Images do not belong in the copy. Retype all the entries below exactly.

┄┄┄┄┄┄

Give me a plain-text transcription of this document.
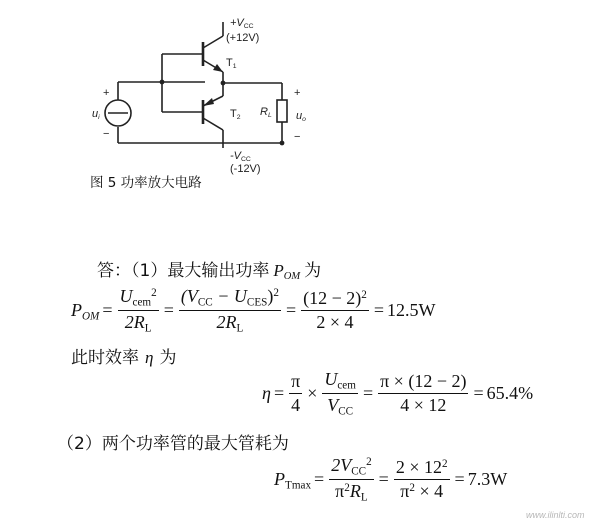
$+V_{CC}$
(+12V)
$T_1$
$T_2$
$-V_{CC}$
(-12V)
+
−
$u_i$	$R_L$
+
$u_o$
−
图 5 功率放大电路
答：（1）最大输出功率 $P_{OM}$ 为
$P_{OM} = \frac{U_{cem}^2}{2R_L} = \frac{(V_{CC} - U_{CES})^2}{2R_L} = \frac{(12 - 2)^2}{2 \times 4} = 12.5W$
此时效率 η 为
$\eta = \frac{\pi}{4} \times \frac{U_{cem}}{V_{CC}} = \frac{\pi \times (12 - 2)}{4 \times 12} = 65.4\%$
（2）两个功率管的最大管耗为
$P_{Tmax} = \frac{2V_{CC}^2}{\pi^2R_L} = \frac{2 \times 12^2}{\pi^2 \times 4} = 7.3W$
www.ilinlti.com
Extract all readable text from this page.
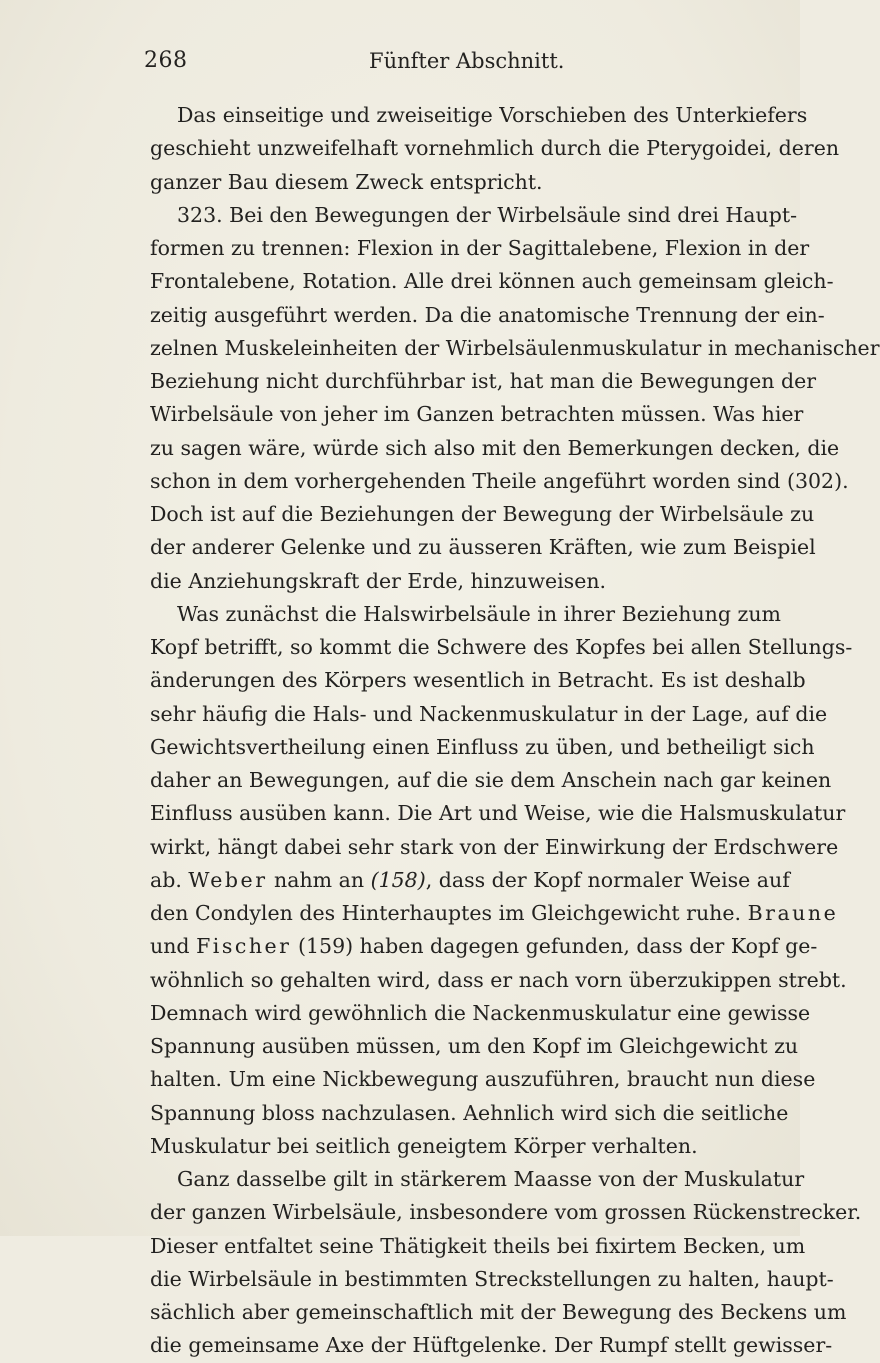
268	Fünfter Abschnitt.
Das einseitige und zweiseitige Vorschieben des Unterkiefers
geschieht unzweifelhaft vornehmlich durch die Pterygoidei, deren
ganzer Bau diesem Zweck entspricht.
323. Bei den Bewegungen der Wirbelsäule sind drei Haupt-
formen zu trennen: Flexion in der Sagittalebene, Flexion in der
Frontalebene, Rotation. Alle drei können auch gemeinsam gleich-
zeitig ausgeführt werden. Da die anatomische Trennung der ein-
zelnen Muskeleinheiten der Wirbelsäulenmuskulatur in mechanischer
Beziehung nicht durchführbar ist, hat man die Bewegungen der
Wirbelsäule von jeher im Ganzen betrachten müssen. Was hier
zu sagen wäre, würde sich also mit den Bemerkungen decken, die
schon in dem vorhergehenden Theile angeführt worden sind (302).
Doch ist auf die Beziehungen der Bewegung der Wirbelsäule zu
der anderer Gelenke und zu äusseren Kräften, wie zum Beispiel
die Anziehungskraft der Erde, hinzuweisen.
Was zunächst die Halswirbelsäule in ihrer Beziehung zum
Kopf betrifft, so kommt die Schwere des Kopfes bei allen Stellungs-
änderungen des Körpers wesentlich in Betracht. Es ist deshalb
sehr häufig die Hals- und Nackenmuskulatur in der Lage, auf die
Gewichtsvertheilung einen Einfluss zu üben, und betheiligt sich
daher an Bewegungen, auf die sie dem Anschein nach gar keinen
Einfluss ausüben kann. Die Art und Weise, wie die Halsmuskulatur
wirkt, hängt dabei sehr stark von der Einwirkung der Erdschwere
ab. Weber nahm an (158), dass der Kopf normaler Weise auf
den Condylen des Hinterhauptes im Gleichgewicht ruhe. Braune
und Fischer (159) haben dagegen gefunden, dass der Kopf ge-
wöhnlich so gehalten wird, dass er nach vorn überzukippen strebt.
Demnach wird gewöhnlich die Nackenmuskulatur eine gewisse
Spannung ausüben müssen, um den Kopf im Gleichgewicht zu
halten. Um eine Nickbewegung auszuführen, braucht nun diese
Spannung bloss nachzulasen. Aehnlich wird sich die seitliche
Muskulatur bei seitlich geneigtem Körper verhalten.
Ganz dasselbe gilt in stärkerem Maasse von der Muskulatur
der ganzen Wirbelsäule, insbesondere vom grossen Rückenstrecker.
Dieser entfaltet seine Thätigkeit theils bei fixirtem Becken, um
die Wirbelsäule in bestimmten Streckstellungen zu halten, haupt-
sächlich aber gemeinschaftlich mit der Bewegung des Beckens um
die gemeinsame Axe der Hüftgelenke. Der Rumpf stellt gewisser-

┄┄┄┄┄┄

ANSWER FOR THE TASK
Give me a plain-text transcription of this document.
$+V_{CC}$
(+12V)
$T_1$
$T_2$
$-V_{CC}$
(-12V)
+
−
$u_i$	$R_L$
+
$u_o$
−
图 5 功率放大电路
答：（1）最大输出功率 $P_{OM}$ 为
$P_{OM} = \frac{U_{cem}^2}{2R_L} = \frac{(V_{CC} - U_{CES})^2}{2R_L} = \frac{(12 - 2)^2}{2 \times 4} = 12.5W$
此时效率 η 为
$\eta = \frac{\pi}{4} \times \frac{U_{cem}}{V_{CC}} = \frac{\pi \times (12 - 2)}{4 \times 12} = 65.4\%$
（2）两个功率管的最大管耗为
$P_{Tmax} = \frac{2V_{CC}^2}{\pi^2R_L} = \frac{2 \times 12^2}{\pi^2 \times 4} = 7.3W$
www.ilinlti.com
Extract all readable text from this page.
268	Fünfter Abschnitt.
Das einseitige und zweiseitige Vorschieben des Unterkiefers
geschieht unzweifelhaft vornehmlich durch die Pterygoidei, deren
ganzer Bau diesem Zweck entspricht.
323. Bei den Bewegungen der Wirbelsäule sind drei Haupt-
formen zu trennen: Flexion in der Sagittalebene, Flexion in der
Frontalebene, Rotation. Alle drei können auch gemeinsam gleich-
zeitig ausgeführt werden. Da die anatomische Trennung der ein-
zelnen Muskeleinheiten der Wirbelsäulenmuskulatur in mechanischer
Beziehung nicht durchführbar ist, hat man die Bewegungen der
Wirbelsäule von jeher im Ganzen betrachten müssen. Was hier
zu sagen wäre, würde sich also mit den Bemerkungen decken, die
schon in dem vorhergehenden Theile angeführt worden sind (302).
Doch ist auf die Beziehungen der Bewegung der Wirbelsäule zu
der anderer Gelenke und zu äusseren Kräften, wie zum Beispiel
die Anziehungskraft der Erde, hinzuweisen.
Was zunächst die Halswirbelsäule in ihrer Beziehung zum
Kopf betrifft, so kommt die Schwere des Kopfes bei allen Stellungs-
änderungen des Körpers wesentlich in Betracht. Es ist deshalb
sehr häufig die Hals- und Nackenmuskulatur in der Lage, auf die
Gewichtsvertheilung einen Einfluss zu üben, und betheiligt sich
daher an Bewegungen, auf die sie dem Anschein nach gar keinen
Einfluss ausüben kann. Die Art und Weise, wie die Halsmuskulatur
wirkt, hängt dabei sehr stark von der Einwirkung der Erdschwere
ab. Weber nahm an (158), dass der Kopf normaler Weise auf
den Condylen des Hinterhauptes im Gleichgewicht ruhe. Braune
und Fischer (159) haben dagegen gefunden, dass der Kopf ge-
wöhnlich so gehalten wird, dass er nach vorn überzukippen strebt.
Demnach wird gewöhnlich die Nackenmuskulatur eine gewisse
Spannung ausüben müssen, um den Kopf im Gleichgewicht zu
halten. Um eine Nickbewegung auszuführen, braucht nun diese
Spannung bloss nachzulasen. Aehnlich wird sich die seitliche
Muskulatur bei seitlich geneigtem Körper verhalten.
Ganz dasselbe gilt in stärkerem Maasse von der Muskulatur
der ganzen Wirbelsäule, insbesondere vom grossen Rückenstrecker.
Dieser entfaltet seine Thätigkeit theils bei fixirtem Becken, um
die Wirbelsäule in bestimmten Streckstellungen zu halten, haupt-
sächlich aber gemeinschaftlich mit der Bewegung des Beckens um
die gemeinsame Axe der Hüftgelenke. Der Rumpf stellt gewisser-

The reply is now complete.